TASK PROMPT:
Print the records below word for word, but leave out the pictures.

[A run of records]
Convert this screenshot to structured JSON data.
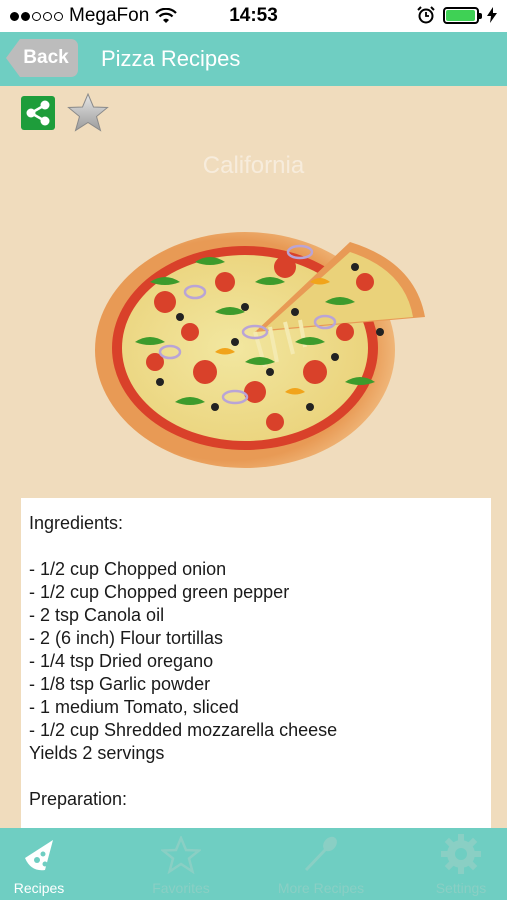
{
  "status_bar": {
    "carrier": "MegaFon",
    "time": "14:53",
    "signal_dots_filled": 2,
    "signal_dots_total": 5,
    "battery_level": 0.95
  },
  "nav": {
    "back_label": "Back",
    "title": "Pizza Recipes"
  },
  "recipe": {
    "title": "California",
    "text": "Ingredients:\n\n- 1/2 cup Chopped onion\n- 1/2 cup Chopped green pepper\n- 2 tsp Canola oil\n- 2 (6 inch) Flour tortillas\n- 1/4 tsp Dried oregano\n- 1/8 tsp Garlic powder\n- 1 medium Tomato, sliced\n- 1/2 cup Shredded mozzarella cheese\nYields 2 servings\n\nPreparation:"
  },
  "tabs": [
    {
      "label": "Recipes",
      "icon": "pizza-slice-icon",
      "active": true
    },
    {
      "label": "Favorites",
      "icon": "star-outline-icon",
      "active": false
    },
    {
      "label": "More Recipes",
      "icon": "spoon-icon",
      "active": false
    },
    {
      "label": "Settings",
      "icon": "gear-icon",
      "active": false
    }
  ],
  "colors": {
    "accent": "#6fcec2",
    "background": "#f0dcbd",
    "share_green": "#1e9d3b"
  }
}
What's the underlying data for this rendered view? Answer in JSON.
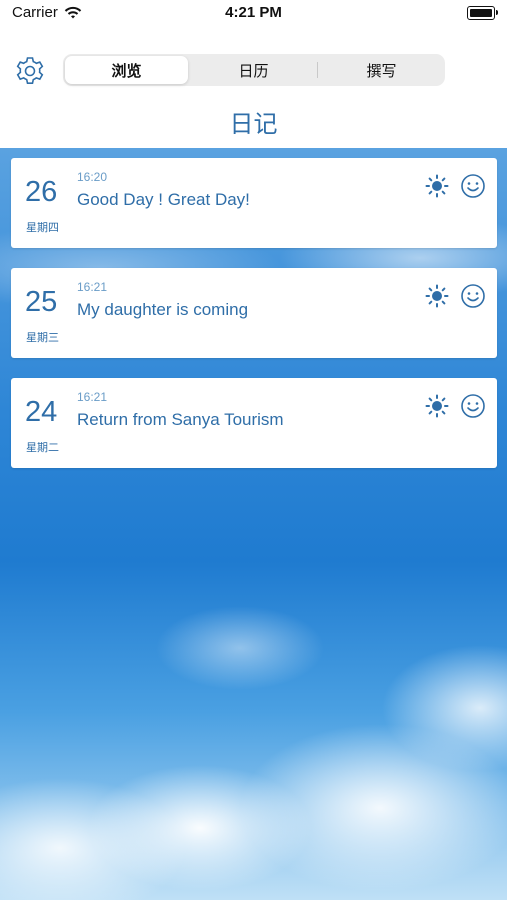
{
  "status": {
    "carrier": "Carrier",
    "time": "4:21 PM"
  },
  "header": {
    "tabs": [
      {
        "label": "浏览",
        "active": true
      },
      {
        "label": "日历",
        "active": false
      },
      {
        "label": "撰写",
        "active": false
      }
    ],
    "title": "日记"
  },
  "entries": [
    {
      "day": "26",
      "weekday": "星期四",
      "time": "16:20",
      "title": "Good Day ! Great Day!",
      "weather": "sun-icon",
      "mood": "smile-icon"
    },
    {
      "day": "25",
      "weekday": "星期三",
      "time": "16:21",
      "title": "My daughter is coming",
      "weather": "sun-icon",
      "mood": "smile-icon"
    },
    {
      "day": "24",
      "weekday": "星期二",
      "time": "16:21",
      "title": "Return from Sanya Tourism",
      "weather": "sun-icon",
      "mood": "smile-icon"
    }
  ],
  "colors": {
    "accent": "#2f6ea8",
    "time": "#6a9cc7"
  }
}
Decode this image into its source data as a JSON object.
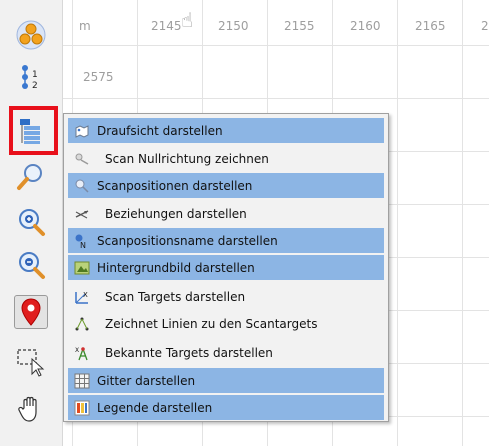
{
  "canvas": {
    "x_axis_unit": "m",
    "x_labels": [
      "2145",
      "2150",
      "2155",
      "2160",
      "2165",
      "2"
    ],
    "y_label": "2575"
  },
  "toolbar": {
    "tools": [
      {
        "icon": "scan-positions-orange-icon"
      },
      {
        "icon": "numbered-sequence-icon"
      },
      {
        "icon": "tree-list-icon",
        "highlighted": true
      },
      {
        "icon": "zoom-window-icon"
      },
      {
        "icon": "zoom-in-icon"
      },
      {
        "icon": "zoom-out-icon"
      },
      {
        "icon": "location-pin-icon",
        "active": true
      },
      {
        "icon": "rectangle-select-icon"
      },
      {
        "icon": "pan-hand-icon"
      }
    ],
    "highlight_color": "#e8101b"
  },
  "menu": {
    "checked_color": "#8cb5e4",
    "items": [
      {
        "label": "Draufsicht darstellen",
        "checked": true,
        "icon": "top-view-icon"
      },
      {
        "label": "Scan Nullrichtung zeichnen",
        "checked": false,
        "icon": "scan-direction-icon"
      },
      {
        "label": "Scanpositionen darstellen",
        "checked": true,
        "icon": "scan-position-icon"
      },
      {
        "label": "Beziehungen darstellen",
        "checked": false,
        "icon": "relations-icon"
      },
      {
        "label": "Scanpositionsname darstellen",
        "checked": true,
        "icon": "scan-position-name-icon"
      },
      {
        "label": "Hintergrundbild darstellen",
        "checked": true,
        "icon": "background-image-icon"
      },
      {
        "label": "Scan Targets darstellen",
        "checked": false,
        "icon": "scan-targets-icon"
      },
      {
        "label": "Zeichnet Linien zu den Scantargets",
        "checked": false,
        "icon": "target-lines-icon"
      },
      {
        "label": "Bekannte Targets darstellen",
        "checked": false,
        "icon": "known-targets-icon"
      },
      {
        "label": "Gitter darstellen",
        "checked": true,
        "icon": "grid-icon"
      },
      {
        "label": "Legende darstellen",
        "checked": true,
        "icon": "legend-icon"
      }
    ]
  }
}
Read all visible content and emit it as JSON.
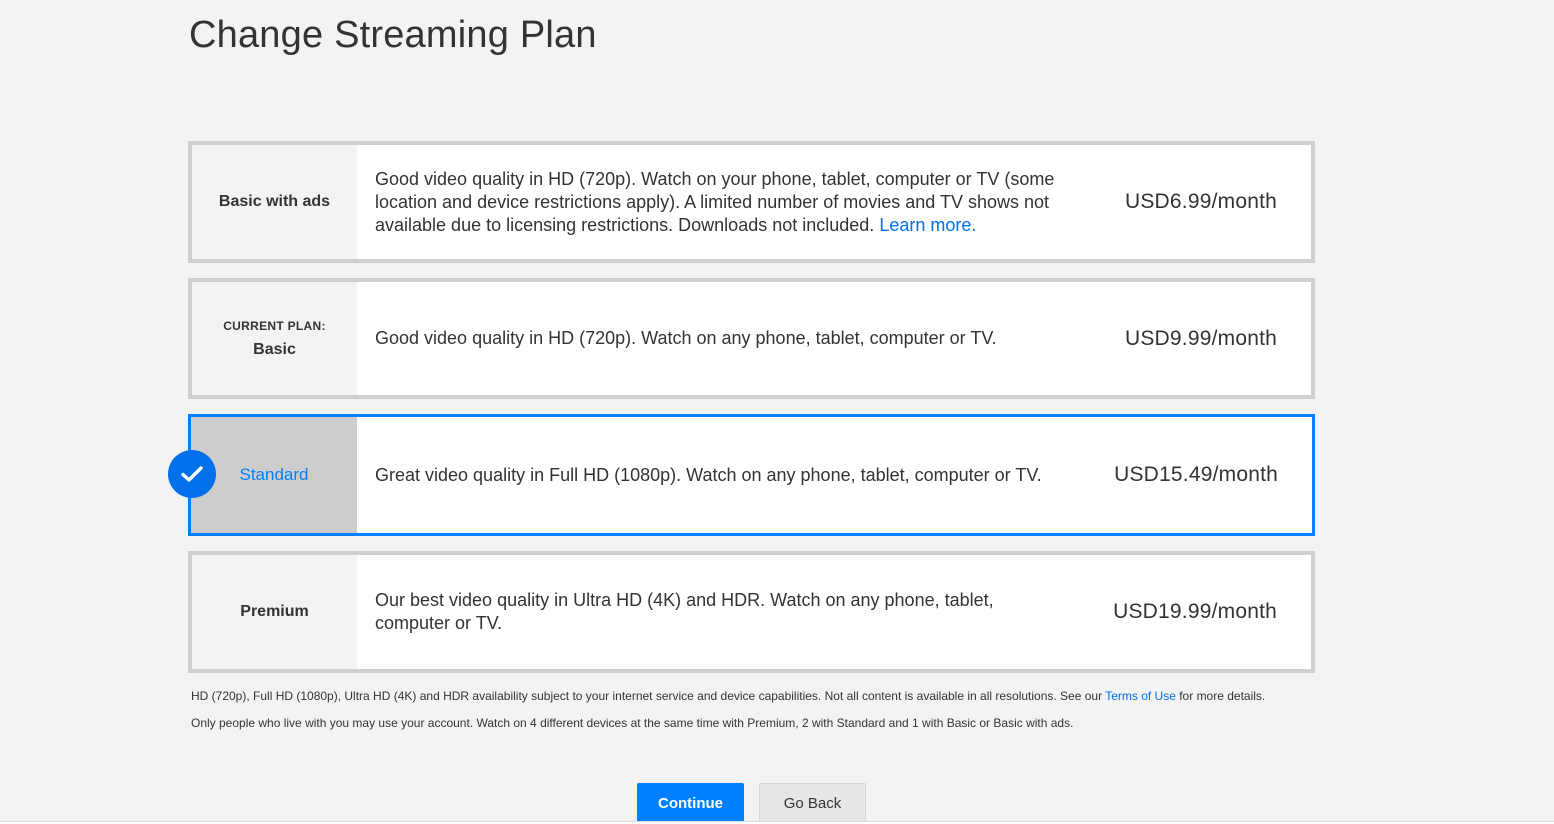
{
  "page": {
    "title": "Change Streaming Plan"
  },
  "plans": [
    {
      "name": "Basic with ads",
      "current_label": "",
      "description": "Good video quality in HD (720p). Watch on your phone, tablet, computer or TV (some location and device restrictions apply). A limited number of movies and TV shows not available due to licensing restrictions. Downloads not included.",
      "link_text": "Learn more.",
      "price": "USD6.99/month",
      "selected": false
    },
    {
      "name": "Basic",
      "current_label": "CURRENT PLAN:",
      "description": "Good video quality in HD (720p). Watch on any phone, tablet, computer or TV.",
      "price": "USD9.99/month",
      "selected": false
    },
    {
      "name": "Standard",
      "current_label": "",
      "description": "Great video quality in Full HD (1080p). Watch on any phone, tablet, computer or TV.",
      "price": "USD15.49/month",
      "selected": true
    },
    {
      "name": "Premium",
      "current_label": "",
      "description": "Our best video quality in Ultra HD (4K) and HDR. Watch on any phone, tablet, computer or TV.",
      "price": "USD19.99/month",
      "selected": false
    }
  ],
  "footnotes": {
    "availability_before": "HD (720p), Full HD (1080p), Ultra HD (4K) and HDR availability subject to your internet service and device capabilities. Not all content is available in all resolutions. See our ",
    "terms_link": "Terms of Use",
    "availability_after": " for more details.",
    "household": "Only people who live with you may use your account. Watch on 4 different devices at the same time with Premium, 2 with Standard and 1 with Basic or Basic with ads."
  },
  "actions": {
    "continue_label": "Continue",
    "back_label": "Go Back"
  },
  "colors": {
    "accent": "#0071eb",
    "selected_border": "#0080ff",
    "background": "#f3f3f3"
  },
  "icons": {
    "selected_indicator": "checkmark-icon"
  }
}
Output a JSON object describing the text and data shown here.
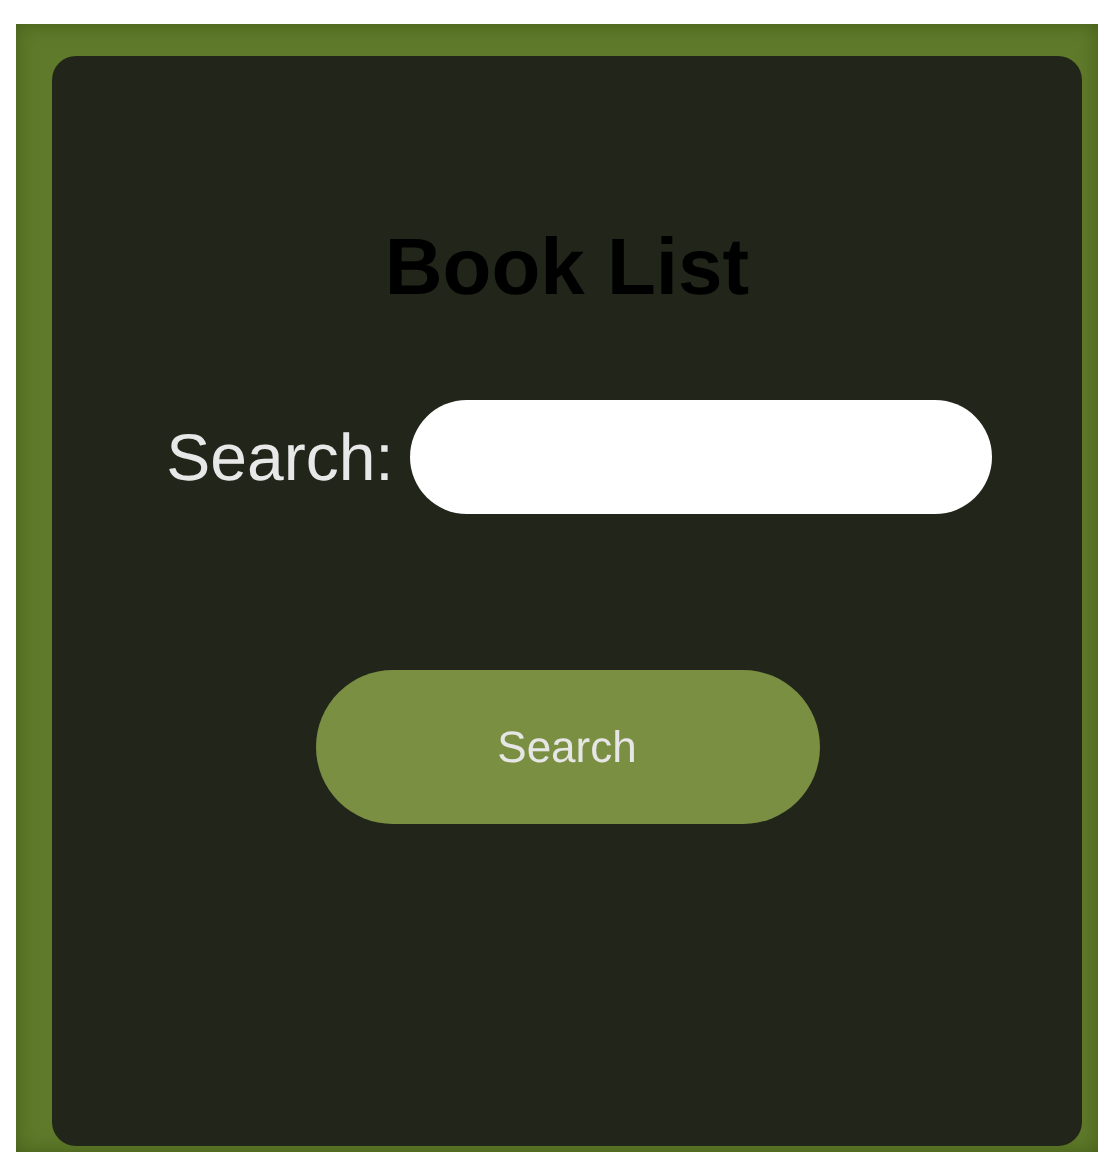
{
  "title": "Book List",
  "search": {
    "label": "Search:"
  },
  "button": {
    "label": "Search"
  }
}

TASK SOLUTION:
Convert this screenshot to structured JSON data.
{
  "status_bar": {
    "carrier": "MegaFon",
    "time": "14:53",
    "signal_dots_filled": 2,
    "signal_dots_total": 5,
    "battery_level": 0.95
  },
  "nav": {
    "back_label": "Back",
    "title": "Pizza Recipes"
  },
  "recipe": {
    "title": "California",
    "text": "Ingredients:\n\n- 1/2 cup Chopped onion\n- 1/2 cup Chopped green pepper\n- 2 tsp Canola oil\n- 2 (6 inch) Flour tortillas\n- 1/4 tsp Dried oregano\n- 1/8 tsp Garlic powder\n- 1 medium Tomato, sliced\n- 1/2 cup Shredded mozzarella cheese\nYields 2 servings\n\nPreparation:"
  },
  "tabs": [
    {
      "label": "Recipes",
      "icon": "pizza-slice-icon",
      "active": true
    },
    {
      "label": "Favorites",
      "icon": "star-outline-icon",
      "active": false
    },
    {
      "label": "More Recipes",
      "icon": "spoon-icon",
      "active": false
    },
    {
      "label": "Settings",
      "icon": "gear-icon",
      "active": false
    }
  ],
  "colors": {
    "accent": "#6fcec2",
    "background": "#f0dcbd",
    "share_green": "#1e9d3b"
  }
}
What's the underlying data for this rendered view? Answer in JSON.
{
  "status": {
    "carrier": "Carrier",
    "time": "4:21 PM"
  },
  "header": {
    "tabs": [
      {
        "label": "浏览",
        "active": true
      },
      {
        "label": "日历",
        "active": false
      },
      {
        "label": "撰写",
        "active": false
      }
    ],
    "title": "日记"
  },
  "entries": [
    {
      "day": "26",
      "weekday": "星期四",
      "time": "16:20",
      "title": "Good Day ! Great Day!",
      "weather": "sun-icon",
      "mood": "smile-icon"
    },
    {
      "day": "25",
      "weekday": "星期三",
      "time": "16:21",
      "title": "My daughter is coming",
      "weather": "sun-icon",
      "mood": "smile-icon"
    },
    {
      "day": "24",
      "weekday": "星期二",
      "time": "16:21",
      "title": "Return from Sanya Tourism",
      "weather": "sun-icon",
      "mood": "smile-icon"
    }
  ],
  "colors": {
    "accent": "#2f6ea8",
    "time": "#6a9cc7"
  }
}
Decode this image into its source data as a JSON object.
{
  "canvas": {
    "x_axis_unit": "m",
    "x_labels": [
      "2145",
      "2150",
      "2155",
      "2160",
      "2165",
      "2"
    ],
    "y_label": "2575"
  },
  "toolbar": {
    "tools": [
      {
        "icon": "scan-positions-orange-icon"
      },
      {
        "icon": "numbered-sequence-icon"
      },
      {
        "icon": "tree-list-icon",
        "highlighted": true
      },
      {
        "icon": "zoom-window-icon"
      },
      {
        "icon": "zoom-in-icon"
      },
      {
        "icon": "zoom-out-icon"
      },
      {
        "icon": "location-pin-icon",
        "active": true
      },
      {
        "icon": "rectangle-select-icon"
      },
      {
        "icon": "pan-hand-icon"
      }
    ],
    "highlight_color": "#e8101b"
  },
  "menu": {
    "checked_color": "#8cb5e4",
    "items": [
      {
        "label": "Draufsicht darstellen",
        "checked": true,
        "icon": "top-view-icon"
      },
      {
        "label": "Scan Nullrichtung zeichnen",
        "checked": false,
        "icon": "scan-direction-icon"
      },
      {
        "label": "Scanpositionen darstellen",
        "checked": true,
        "icon": "scan-position-icon"
      },
      {
        "label": "Beziehungen darstellen",
        "checked": false,
        "icon": "relations-icon"
      },
      {
        "label": "Scanpositionsname darstellen",
        "checked": true,
        "icon": "scan-position-name-icon"
      },
      {
        "label": "Hintergrundbild darstellen",
        "checked": true,
        "icon": "background-image-icon"
      },
      {
        "label": "Scan Targets darstellen",
        "checked": false,
        "icon": "scan-targets-icon"
      },
      {
        "label": "Zeichnet Linien zu den Scantargets",
        "checked": false,
        "icon": "target-lines-icon"
      },
      {
        "label": "Bekannte Targets darstellen",
        "checked": false,
        "icon": "known-targets-icon"
      },
      {
        "label": "Gitter darstellen",
        "checked": true,
        "icon": "grid-icon"
      },
      {
        "label": "Legende darstellen",
        "checked": true,
        "icon": "legend-icon"
      }
    ]
  }
}
Read all visible content and emit it as JSON.
{
  "page": {
    "title": "Change Streaming Plan"
  },
  "plans": [
    {
      "name": "Basic with ads",
      "current_label": "",
      "description": "Good video quality in HD (720p). Watch on your phone, tablet, computer or TV (some location and device restrictions apply). A limited number of movies and TV shows not available due to licensing restrictions. Downloads not included.",
      "link_text": "Learn more.",
      "price": "USD6.99/month",
      "selected": false
    },
    {
      "name": "Basic",
      "current_label": "CURRENT PLAN:",
      "description": "Good video quality in HD (720p). Watch on any phone, tablet, computer or TV.",
      "price": "USD9.99/month",
      "selected": false
    },
    {
      "name": "Standard",
      "current_label": "",
      "description": "Great video quality in Full HD (1080p). Watch on any phone, tablet, computer or TV.",
      "price": "USD15.49/month",
      "selected": true
    },
    {
      "name": "Premium",
      "current_label": "",
      "description": "Our best video quality in Ultra HD (4K) and HDR. Watch on any phone, tablet, computer or TV.",
      "price": "USD19.99/month",
      "selected": false
    }
  ],
  "footnotes": {
    "availability_before": "HD (720p), Full HD (1080p), Ultra HD (4K) and HDR availability subject to your internet service and device capabilities. Not all content is available in all resolutions. See our ",
    "terms_link": "Terms of Use",
    "availability_after": " for more details.",
    "household": "Only people who live with you may use your account. Watch on 4 different devices at the same time with Premium, 2 with Standard and 1 with Basic or Basic with ads."
  },
  "actions": {
    "continue_label": "Continue",
    "back_label": "Go Back"
  },
  "colors": {
    "accent": "#0071eb",
    "selected_border": "#0080ff",
    "background": "#f3f3f3"
  },
  "icons": {
    "selected_indicator": "checkmark-icon"
  }
}
Output a JSON object describing the text and data shown here.
{
  "title": "Book List",
  "search": {
    "label": "Search:"
  },
  "button": {
    "label": "Search"
  }
}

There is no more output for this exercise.